::: EXTRAIT DU TEXTE

Les travaux qui transformeront le ruisseau Molson en égout...


C’est une grande saga ! Le politique n’a pas beaucoup changé, des annonces, encore des annonces, des travaux mal gérés, de la corruption, des hausses de coûts inattendus et un agenda qui s’étire sur des décennies ! Ah ah ! Tout commence en 1910 lorsque l’on creuse la cale sèche pour la future Vickers, on en profite pour canaliser sous terre l’embouchure du ruisseau Molson. Ça se termine par un ruisseau qui est devenu un égout sous l’asphalte... En 1957, les travaux de création de cet égout n’en sont qu’au tiers... L’annonce de ces travaux avait été faite en 1932 ! Ah ah ! 

 
VOICI LA CHRONOLOGIE DES ÉVÉNEMENTS :

En juin 1911, on nous annonce que depuis avril 1910, deux cents hommes, avec l’aide de quatre puissantes dragues, s’activent à creuser une cale sèche de 50 pieds de profondeur. Ce sont des travaux financés par la maison Maxim-Vickers. Par ces travaux commence la canalisation de l’embouchure du ruisseau Molson. (Extrait du journal La Presse, 3 juin 1911, page 4)


Le ministre de la Marine et des Pêcheries du Canada, John Douglas Hazen, prend connaissance des travaux en novembre 1911. Il se dit « ben ben content » de tout ça... Il a même ajouté « continuez, ça va ben ! » :) (Extrait du journal Le Devoir, 10 novembre 1911, page 5)

::::::
::: EXTRAITS DE DONNÉES

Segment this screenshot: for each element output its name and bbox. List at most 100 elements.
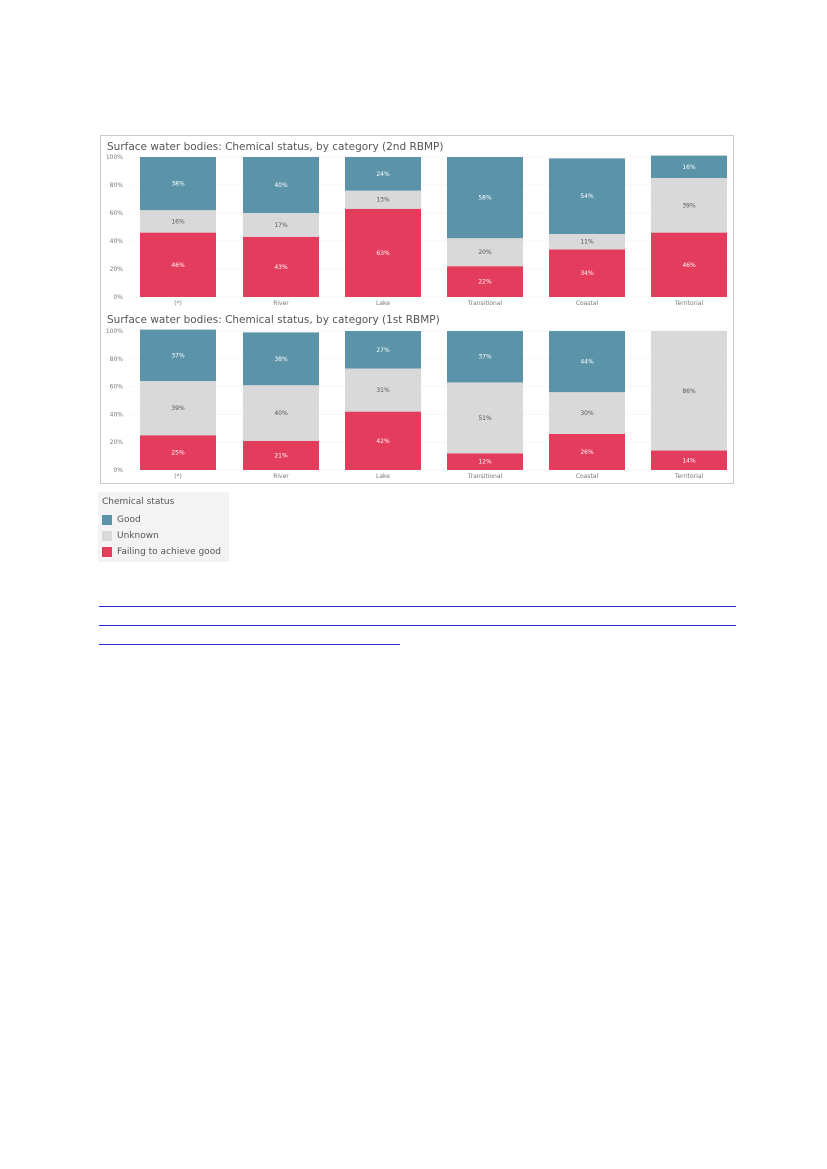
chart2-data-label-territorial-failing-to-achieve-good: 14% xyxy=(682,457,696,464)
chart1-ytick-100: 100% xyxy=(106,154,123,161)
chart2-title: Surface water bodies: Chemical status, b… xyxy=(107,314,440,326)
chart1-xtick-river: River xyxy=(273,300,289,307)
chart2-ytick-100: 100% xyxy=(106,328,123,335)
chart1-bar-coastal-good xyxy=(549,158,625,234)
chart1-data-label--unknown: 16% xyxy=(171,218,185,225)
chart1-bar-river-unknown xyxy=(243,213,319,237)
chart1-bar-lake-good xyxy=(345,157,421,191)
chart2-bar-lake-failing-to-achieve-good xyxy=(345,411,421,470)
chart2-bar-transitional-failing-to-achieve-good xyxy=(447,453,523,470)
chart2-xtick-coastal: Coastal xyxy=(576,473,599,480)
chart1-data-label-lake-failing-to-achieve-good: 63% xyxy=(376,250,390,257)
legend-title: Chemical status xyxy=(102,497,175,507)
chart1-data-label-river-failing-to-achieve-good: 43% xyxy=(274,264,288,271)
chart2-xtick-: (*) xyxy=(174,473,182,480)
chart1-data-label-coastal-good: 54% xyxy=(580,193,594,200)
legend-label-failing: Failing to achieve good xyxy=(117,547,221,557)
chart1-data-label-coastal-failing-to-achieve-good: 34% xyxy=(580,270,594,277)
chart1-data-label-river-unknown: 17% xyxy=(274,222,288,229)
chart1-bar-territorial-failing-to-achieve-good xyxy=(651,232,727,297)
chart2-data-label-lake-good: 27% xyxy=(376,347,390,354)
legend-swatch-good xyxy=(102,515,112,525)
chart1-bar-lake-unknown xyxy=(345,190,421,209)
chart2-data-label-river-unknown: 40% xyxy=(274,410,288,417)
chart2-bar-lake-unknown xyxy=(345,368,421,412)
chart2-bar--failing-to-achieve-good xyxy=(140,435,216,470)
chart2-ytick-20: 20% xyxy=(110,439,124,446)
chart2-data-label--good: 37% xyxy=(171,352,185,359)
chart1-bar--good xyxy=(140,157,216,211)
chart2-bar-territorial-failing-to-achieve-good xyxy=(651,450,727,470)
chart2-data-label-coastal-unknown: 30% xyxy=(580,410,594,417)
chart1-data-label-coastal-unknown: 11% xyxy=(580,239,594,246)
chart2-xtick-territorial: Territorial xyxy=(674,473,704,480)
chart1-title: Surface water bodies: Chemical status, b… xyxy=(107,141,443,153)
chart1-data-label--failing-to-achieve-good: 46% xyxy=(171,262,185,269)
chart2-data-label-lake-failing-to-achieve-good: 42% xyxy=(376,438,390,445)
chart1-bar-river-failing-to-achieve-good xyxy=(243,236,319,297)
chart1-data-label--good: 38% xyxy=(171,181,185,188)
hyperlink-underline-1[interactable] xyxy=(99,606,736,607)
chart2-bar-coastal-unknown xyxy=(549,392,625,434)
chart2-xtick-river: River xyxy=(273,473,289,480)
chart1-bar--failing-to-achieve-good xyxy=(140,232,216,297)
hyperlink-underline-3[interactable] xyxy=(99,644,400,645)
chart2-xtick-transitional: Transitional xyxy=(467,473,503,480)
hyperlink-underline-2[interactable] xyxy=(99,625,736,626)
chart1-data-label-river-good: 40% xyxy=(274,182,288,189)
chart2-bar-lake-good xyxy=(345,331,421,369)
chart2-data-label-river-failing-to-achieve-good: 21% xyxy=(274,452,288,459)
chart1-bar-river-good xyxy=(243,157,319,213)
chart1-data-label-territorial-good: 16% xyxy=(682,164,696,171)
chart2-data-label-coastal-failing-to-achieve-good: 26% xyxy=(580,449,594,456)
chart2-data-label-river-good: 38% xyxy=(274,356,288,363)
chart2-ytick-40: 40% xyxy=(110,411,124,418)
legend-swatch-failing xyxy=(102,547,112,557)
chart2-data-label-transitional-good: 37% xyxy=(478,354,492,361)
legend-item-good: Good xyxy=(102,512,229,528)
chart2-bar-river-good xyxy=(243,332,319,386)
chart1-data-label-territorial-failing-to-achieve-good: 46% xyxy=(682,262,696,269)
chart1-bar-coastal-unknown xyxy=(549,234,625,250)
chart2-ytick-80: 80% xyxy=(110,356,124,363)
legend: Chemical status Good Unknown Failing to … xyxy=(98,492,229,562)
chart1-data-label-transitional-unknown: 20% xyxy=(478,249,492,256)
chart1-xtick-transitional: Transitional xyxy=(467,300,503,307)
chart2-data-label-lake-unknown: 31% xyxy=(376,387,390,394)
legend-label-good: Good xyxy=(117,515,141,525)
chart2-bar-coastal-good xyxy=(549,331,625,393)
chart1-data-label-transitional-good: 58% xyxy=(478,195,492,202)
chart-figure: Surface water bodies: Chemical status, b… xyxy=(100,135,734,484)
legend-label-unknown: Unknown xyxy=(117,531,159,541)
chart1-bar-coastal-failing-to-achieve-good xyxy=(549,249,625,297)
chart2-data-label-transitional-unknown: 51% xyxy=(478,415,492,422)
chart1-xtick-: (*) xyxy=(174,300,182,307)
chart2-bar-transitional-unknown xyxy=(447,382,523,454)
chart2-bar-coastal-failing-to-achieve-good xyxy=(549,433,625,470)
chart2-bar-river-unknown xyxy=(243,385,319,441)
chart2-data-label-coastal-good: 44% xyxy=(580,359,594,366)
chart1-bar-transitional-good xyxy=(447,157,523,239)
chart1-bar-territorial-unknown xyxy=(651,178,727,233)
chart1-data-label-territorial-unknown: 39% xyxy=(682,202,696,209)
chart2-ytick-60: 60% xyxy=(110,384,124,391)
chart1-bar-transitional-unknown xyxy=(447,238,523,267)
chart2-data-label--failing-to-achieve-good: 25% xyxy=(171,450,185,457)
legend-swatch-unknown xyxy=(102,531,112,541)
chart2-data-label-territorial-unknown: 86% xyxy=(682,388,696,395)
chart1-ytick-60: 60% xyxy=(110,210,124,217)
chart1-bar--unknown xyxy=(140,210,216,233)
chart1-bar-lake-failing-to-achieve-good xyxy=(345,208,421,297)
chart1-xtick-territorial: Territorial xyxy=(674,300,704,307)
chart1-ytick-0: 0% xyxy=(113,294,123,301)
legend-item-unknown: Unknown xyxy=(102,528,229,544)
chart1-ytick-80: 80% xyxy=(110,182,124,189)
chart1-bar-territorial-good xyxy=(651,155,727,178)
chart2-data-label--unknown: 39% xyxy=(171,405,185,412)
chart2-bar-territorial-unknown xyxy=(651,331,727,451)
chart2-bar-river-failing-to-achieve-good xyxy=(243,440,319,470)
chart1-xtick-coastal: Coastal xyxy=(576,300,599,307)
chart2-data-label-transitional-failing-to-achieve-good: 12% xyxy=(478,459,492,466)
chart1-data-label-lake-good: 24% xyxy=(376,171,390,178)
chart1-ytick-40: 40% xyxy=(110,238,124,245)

::::::

* _PETIT EXERCICE 1_:
Traduisez en anglais la phrase « Ce sont des travaux financés par la maison Maxim-Vickers. », tirée du texte sur le ruisseau Molson.
* _PETIT EXERCICE 2_:
Rédigez la suite du texte sur le ruisseau Molson en partant de sa dernière phrase.
Les données ci-dessus proviennent d'une autre source.

* _RÉSULTAT OBTENU 1_:
This is work financed by the Maxim-Vickers firm.

* _RÉSULTAT OBTENU 2_:
Les travaux sont toujours en cours en 1915. Des excavateurs travaillant aux tranchées destinés à recevoir les canaux d’égouts, rue Notre-Dame Est, ont découvert un cercueil à seize pieds de profondeur ! Après une enquête de trois semaines, on en vient à la conclusion que c’était un matelot anglais décédé des suites d’une « fièvre noire » en 1794. Il avait été inhumé tout près du ruisseau Molson. Plus de détails dans ce billet où j’analyse tout le texte : Squelette mystérieux, près du ruisseau Molson (Extrait du journal Le Nationaliste, 28 novembre 1915, page 8)


Dans Le Devoir du 3 octobre 1932, on nous renseigne sur les plans futurs des égouts montréalais. L’égout du ruisseau Molson a été mentionné dans le programme municipal, mais aucun emprunt n’a encore été voté. « Cet égout desservira une partie de Saint-Léonard de Port-Maurice, une partie de Saint-Michel, une partie des quar­tiers Rosemont et Mercier; il des­cendra par la rue Dickson et se jet­tera dans le fleuve à la rue Tou­louse. Il atteindra 15 pieds de dia­mètre ; c’est le plus gros égout pro­jeté actuellement. » (Extrait du journal Le Devoir, 3 octobre 1932, page 1)


Un mois plus tard, en novembre 1932, la Commission des égouts se décide à demander des soumissions pour l’égout du ruisseau Molson. L’estimation des coûts pour se projet titanesque annoncé dans Le Devoir le 3 octobre 1932 sont de l’ordre de 800 000 $ ! (Extrait du journal Le Devoir, 11 novembre 1932, page 2)


Sept mois plus tard (juin 1933), le projet est toujours sur le hold...  M. l’échevin Dupéré annonce encore le début des travaux de l’égout Molson. Si je comprends bien le texte, les travailleurs recrutés pour cette oeuvre seront d’anciens chômeurs ? (Extrait du journal Le Devoir, 20 juin 1933, page 3)


En 1937, rien n’est fait et c’est l’urgence d’agir ! On se donne jusqu’à la fin de 1939 pour construire un bout de l’égout Molson (de la rue Toulouse jusqu’au fleuve). On estime les couts de ces travaux à 475 000 $ ! Quand même ! (Extrait du journal La Presse, 16 décembre 1937, page 8)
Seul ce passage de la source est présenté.